> [WHAT IS EXPECTED]:
Your task is to output all the records below, word for word.

> [EXCERPTED RECORDS]:
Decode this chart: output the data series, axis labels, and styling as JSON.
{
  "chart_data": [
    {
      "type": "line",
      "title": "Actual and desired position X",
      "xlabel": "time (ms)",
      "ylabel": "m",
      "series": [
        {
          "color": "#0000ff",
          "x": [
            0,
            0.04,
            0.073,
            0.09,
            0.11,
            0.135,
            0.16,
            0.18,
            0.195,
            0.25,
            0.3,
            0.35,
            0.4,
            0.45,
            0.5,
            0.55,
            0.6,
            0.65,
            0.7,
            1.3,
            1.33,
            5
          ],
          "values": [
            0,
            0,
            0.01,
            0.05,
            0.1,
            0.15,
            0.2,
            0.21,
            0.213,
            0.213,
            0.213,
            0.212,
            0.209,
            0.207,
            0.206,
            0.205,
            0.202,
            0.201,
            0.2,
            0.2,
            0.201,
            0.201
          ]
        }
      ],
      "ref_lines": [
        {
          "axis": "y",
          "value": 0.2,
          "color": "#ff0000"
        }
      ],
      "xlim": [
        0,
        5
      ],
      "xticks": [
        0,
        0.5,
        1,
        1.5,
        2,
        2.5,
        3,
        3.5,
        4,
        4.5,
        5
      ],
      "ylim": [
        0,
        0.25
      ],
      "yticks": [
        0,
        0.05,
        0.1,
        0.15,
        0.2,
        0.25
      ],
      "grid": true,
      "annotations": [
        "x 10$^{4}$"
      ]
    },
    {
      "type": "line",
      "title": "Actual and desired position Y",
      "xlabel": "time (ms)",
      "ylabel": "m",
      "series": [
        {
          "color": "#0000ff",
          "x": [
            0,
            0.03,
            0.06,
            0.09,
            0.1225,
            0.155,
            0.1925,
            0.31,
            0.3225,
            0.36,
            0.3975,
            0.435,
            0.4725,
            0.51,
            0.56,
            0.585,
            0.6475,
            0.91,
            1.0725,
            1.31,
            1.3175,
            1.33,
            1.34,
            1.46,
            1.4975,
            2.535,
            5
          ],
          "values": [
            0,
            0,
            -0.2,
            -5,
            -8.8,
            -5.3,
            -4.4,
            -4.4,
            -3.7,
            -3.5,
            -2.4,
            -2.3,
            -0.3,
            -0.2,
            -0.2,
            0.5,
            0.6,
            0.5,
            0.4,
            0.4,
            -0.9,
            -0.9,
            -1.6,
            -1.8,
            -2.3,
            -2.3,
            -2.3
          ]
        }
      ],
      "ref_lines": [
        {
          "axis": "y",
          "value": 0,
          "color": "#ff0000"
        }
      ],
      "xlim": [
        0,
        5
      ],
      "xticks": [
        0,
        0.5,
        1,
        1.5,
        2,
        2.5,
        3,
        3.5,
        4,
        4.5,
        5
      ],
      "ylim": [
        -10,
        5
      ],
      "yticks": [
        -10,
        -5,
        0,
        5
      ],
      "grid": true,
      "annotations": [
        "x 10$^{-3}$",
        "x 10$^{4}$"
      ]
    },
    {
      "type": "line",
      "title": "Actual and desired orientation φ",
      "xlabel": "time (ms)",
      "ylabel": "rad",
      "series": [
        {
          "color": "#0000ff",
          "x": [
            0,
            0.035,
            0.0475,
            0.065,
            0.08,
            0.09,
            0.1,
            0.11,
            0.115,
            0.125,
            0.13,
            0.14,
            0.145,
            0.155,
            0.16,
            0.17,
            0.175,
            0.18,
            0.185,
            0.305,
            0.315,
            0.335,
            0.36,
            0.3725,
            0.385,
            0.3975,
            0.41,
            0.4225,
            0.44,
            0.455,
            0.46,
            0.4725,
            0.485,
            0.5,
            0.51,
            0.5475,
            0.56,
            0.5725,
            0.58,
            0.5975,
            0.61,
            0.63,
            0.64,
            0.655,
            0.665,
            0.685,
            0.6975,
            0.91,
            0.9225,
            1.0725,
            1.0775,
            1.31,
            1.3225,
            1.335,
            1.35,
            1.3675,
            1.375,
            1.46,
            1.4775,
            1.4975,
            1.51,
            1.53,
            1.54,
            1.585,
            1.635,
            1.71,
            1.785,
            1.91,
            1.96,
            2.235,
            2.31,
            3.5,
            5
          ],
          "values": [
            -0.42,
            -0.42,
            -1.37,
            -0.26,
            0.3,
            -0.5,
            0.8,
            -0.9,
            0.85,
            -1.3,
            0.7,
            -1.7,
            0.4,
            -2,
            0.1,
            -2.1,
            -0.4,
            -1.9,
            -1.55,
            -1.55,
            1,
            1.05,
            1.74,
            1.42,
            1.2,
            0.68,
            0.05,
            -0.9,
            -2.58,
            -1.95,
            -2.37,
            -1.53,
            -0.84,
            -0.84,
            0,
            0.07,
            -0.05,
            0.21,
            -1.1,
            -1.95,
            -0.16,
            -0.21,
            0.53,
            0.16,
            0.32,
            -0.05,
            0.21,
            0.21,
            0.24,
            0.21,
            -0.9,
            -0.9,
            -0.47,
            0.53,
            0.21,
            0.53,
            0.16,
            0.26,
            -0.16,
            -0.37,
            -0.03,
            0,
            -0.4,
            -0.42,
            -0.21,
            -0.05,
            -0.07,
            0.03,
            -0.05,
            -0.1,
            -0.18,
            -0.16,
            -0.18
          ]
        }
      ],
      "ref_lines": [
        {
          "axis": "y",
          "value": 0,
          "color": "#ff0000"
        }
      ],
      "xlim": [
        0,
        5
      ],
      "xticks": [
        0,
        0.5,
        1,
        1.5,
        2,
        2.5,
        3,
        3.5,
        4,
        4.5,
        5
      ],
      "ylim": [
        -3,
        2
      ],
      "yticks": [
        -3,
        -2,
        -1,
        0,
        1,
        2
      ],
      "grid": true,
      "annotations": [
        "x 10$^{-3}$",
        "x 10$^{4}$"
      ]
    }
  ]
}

> [RESPONSE TO THIS TASK]:
Decode this chart: output the data series, axis labels, and styling as JSON.
{
  "chart_data": [
    {
      "type": "line",
      "title": "Actual and desired position X",
      "xlabel": "time (ms)",
      "ylabel": "m",
      "series": [
        {
          "color": "#0000ff",
          "x": [
            0,
            0.04,
            0.073,
            0.09,
            0.11,
            0.135,
            0.16,
            0.18,
            0.195,
            0.25,
            0.3,
            0.35,
            0.4,
            0.45,
            0.5,
            0.55,
            0.6,
            0.65,
            0.7,
            1.3,
            1.33,
            5
          ],
          "values": [
            0,
            0,
            0.01,
            0.05,
            0.1,
            0.15,
            0.2,
            0.21,
            0.213,
            0.213,
            0.213,
            0.212,
            0.209,
            0.207,
            0.206,
            0.205,
            0.202,
            0.201,
            0.2,
            0.2,
            0.201,
            0.201
          ]
        }
      ],
      "ref_lines": [
        {
          "axis": "y",
          "value": 0.2,
          "color": "#ff0000"
        }
      ],
      "xlim": [
        0,
        5
      ],
      "xticks": [
        0,
        0.5,
        1,
        1.5,
        2,
        2.5,
        3,
        3.5,
        4,
        4.5,
        5
      ],
      "ylim": [
        0,
        0.25
      ],
      "yticks": [
        0,
        0.05,
        0.1,
        0.15,
        0.2,
        0.25
      ],
      "grid": true,
      "annotations": [
        "x 10$^{4}$"
      ]
    },
    {
      "type": "line",
      "title": "Actual and desired position Y",
      "xlabel": "time (ms)",
      "ylabel": "m",
      "series": [
        {
          "color": "#0000ff",
          "x": [
            0,
            0.03,
            0.06,
            0.09,
            0.1225,
            0.155,
            0.1925,
            0.31,
            0.3225,
            0.36,
            0.3975,
            0.435,
            0.4725,
            0.51,
            0.56,
            0.585,
            0.6475,
            0.91,
            1.0725,
            1.31,
            1.3175,
            1.33,
            1.34,
            1.46,
            1.4975,
            2.535,
            5
          ],
          "values": [
            0,
            0,
            -0.2,
            -5,
            -8.8,
            -5.3,
            -4.4,
            -4.4,
            -3.7,
            -3.5,
            -2.4,
            -2.3,
            -0.3,
            -0.2,
            -0.2,
            0.5,
            0.6,
            0.5,
            0.4,
            0.4,
            -0.9,
            -0.9,
            -1.6,
            -1.8,
            -2.3,
            -2.3,
            -2.3
          ]
        }
      ],
      "ref_lines": [
        {
          "axis": "y",
          "value": 0,
          "color": "#ff0000"
        }
      ],
      "xlim": [
        0,
        5
      ],
      "xticks": [
        0,
        0.5,
        1,
        1.5,
        2,
        2.5,
        3,
        3.5,
        4,
        4.5,
        5
      ],
      "ylim": [
        -10,
        5
      ],
      "yticks": [
        -10,
        -5,
        0,
        5
      ],
      "grid": true,
      "annotations": [
        "x 10$^{-3}$",
        "x 10$^{4}$"
      ]
    },
    {
      "type": "line",
      "title": "Actual and desired orientation φ",
      "xlabel": "time (ms)",
      "ylabel": "rad",
      "series": [
        {
          "color": "#0000ff",
          "x": [
            0,
            0.035,
            0.0475,
            0.065,
            0.08,
            0.09,
            0.1,
            0.11,
            0.115,
            0.125,
            0.13,
            0.14,
            0.145,
            0.155,
            0.16,
            0.17,
            0.175,
            0.18,
            0.185,
            0.305,
            0.315,
            0.335,
            0.36,
            0.3725,
            0.385,
            0.3975,
            0.41,
            0.4225,
            0.44,
            0.455,
            0.46,
            0.4725,
            0.485,
            0.5,
            0.51,
            0.5475,
            0.56,
            0.5725,
            0.58,
            0.5975,
            0.61,
            0.63,
            0.64,
            0.655,
            0.665,
            0.685,
            0.6975,
            0.91,
            0.9225,
            1.0725,
            1.0775,
            1.31,
            1.3225,
            1.335,
            1.35,
            1.3675,
            1.375,
            1.46,
            1.4775,
            1.4975,
            1.51,
            1.53,
            1.54,
            1.585,
            1.635,
            1.71,
            1.785,
            1.91,
            1.96,
            2.235,
            2.31,
            3.5,
            5
          ],
          "values": [
            -0.42,
            -0.42,
            -1.37,
            -0.26,
            0.3,
            -0.5,
            0.8,
            -0.9,
            0.85,
            -1.3,
            0.7,
            -1.7,
            0.4,
            -2,
            0.1,
            -2.1,
            -0.4,
            -1.9,
            -1.55,
            -1.55,
            1,
            1.05,
            1.74,
            1.42,
            1.2,
            0.68,
            0.05,
            -0.9,
            -2.58,
            -1.95,
            -2.37,
            -1.53,
            -0.84,
            -0.84,
            0,
            0.07,
            -0.05,
            0.21,
            -1.1,
            -1.95,
            -0.16,
            -0.21,
            0.53,
            0.16,
            0.32,
            -0.05,
            0.21,
            0.21,
            0.24,
            0.21,
            -0.9,
            -0.9,
            -0.47,
            0.53,
            0.21,
            0.53,
            0.16,
            0.26,
            -0.16,
            -0.37,
            -0.03,
            0,
            -0.4,
            -0.42,
            -0.21,
            -0.05,
            -0.07,
            0.03,
            -0.05,
            -0.1,
            -0.18,
            -0.16,
            -0.18
          ]
        }
      ],
      "ref_lines": [
        {
          "axis": "y",
          "value": 0,
          "color": "#ff0000"
        }
      ],
      "xlim": [
        0,
        5
      ],
      "xticks": [
        0,
        0.5,
        1,
        1.5,
        2,
        2.5,
        3,
        3.5,
        4,
        4.5,
        5
      ],
      "ylim": [
        -3,
        2
      ],
      "yticks": [
        -3,
        -2,
        -1,
        0,
        1,
        2
      ],
      "grid": true,
      "annotations": [
        "x 10$^{-3}$",
        "x 10$^{4}$"
      ]
    }
  ]
}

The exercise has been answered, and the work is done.